### Material provided
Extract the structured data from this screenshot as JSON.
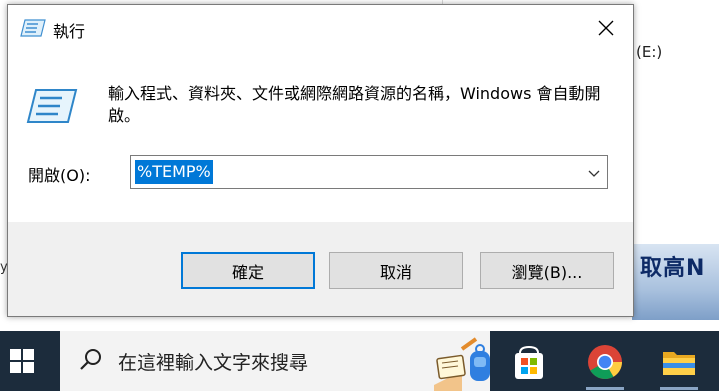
{
  "background": {
    "drive_label": "(E:)",
    "edge_text": "y",
    "banner_text": "取高N"
  },
  "dialog": {
    "title": "執行",
    "description": "輸入程式、資料夾、文件或網際網路資源的名稱，Windows 會自動開啟。",
    "open_label": "開啟(O):",
    "open_value": "%TEMP%",
    "buttons": {
      "ok": "確定",
      "cancel": "取消",
      "browse": "瀏覽(B)..."
    }
  },
  "taskbar": {
    "search_placeholder": "在這裡輸入文字來搜尋",
    "apps": [
      "microsoft-store-icon",
      "chrome-icon",
      "file-explorer-icon"
    ]
  },
  "colors": {
    "accent": "#0078d7",
    "taskbar": "#1c2c3c",
    "dialog_footer": "#f0f0f0"
  }
}
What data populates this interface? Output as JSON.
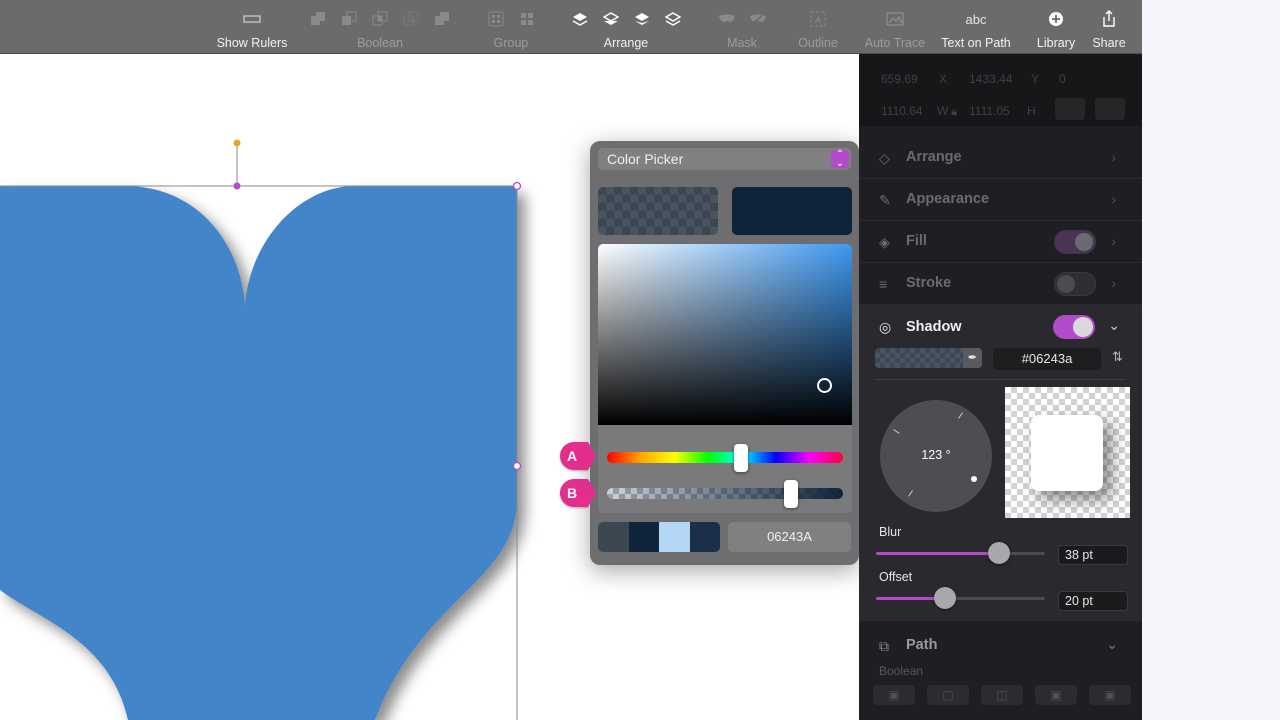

### Instructions for the task
Reproduce every entry word for word, but skip any pictures.

### Response to this exercise
Extract the structured data from this screenshot as JSON.
{
  "background": {
    "drive_label": "(E:)",
    "edge_text": "y",
    "banner_text": "取高N"
  },
  "dialog": {
    "title": "執行",
    "description": "輸入程式、資料夾、文件或網際網路資源的名稱，Windows 會自動開啟。",
    "open_label": "開啟(O):",
    "open_value": "%TEMP%",
    "buttons": {
      "ok": "確定",
      "cancel": "取消",
      "browse": "瀏覽(B)..."
    }
  },
  "taskbar": {
    "search_placeholder": "在這裡輸入文字來搜尋",
    "apps": [
      "microsoft-store-icon",
      "chrome-icon",
      "file-explorer-icon"
    ]
  },
  "colors": {
    "accent": "#0078d7",
    "taskbar": "#1c2c3c",
    "dialog_footer": "#f0f0f0"
  }
}
What data populates this interface? Output as JSON.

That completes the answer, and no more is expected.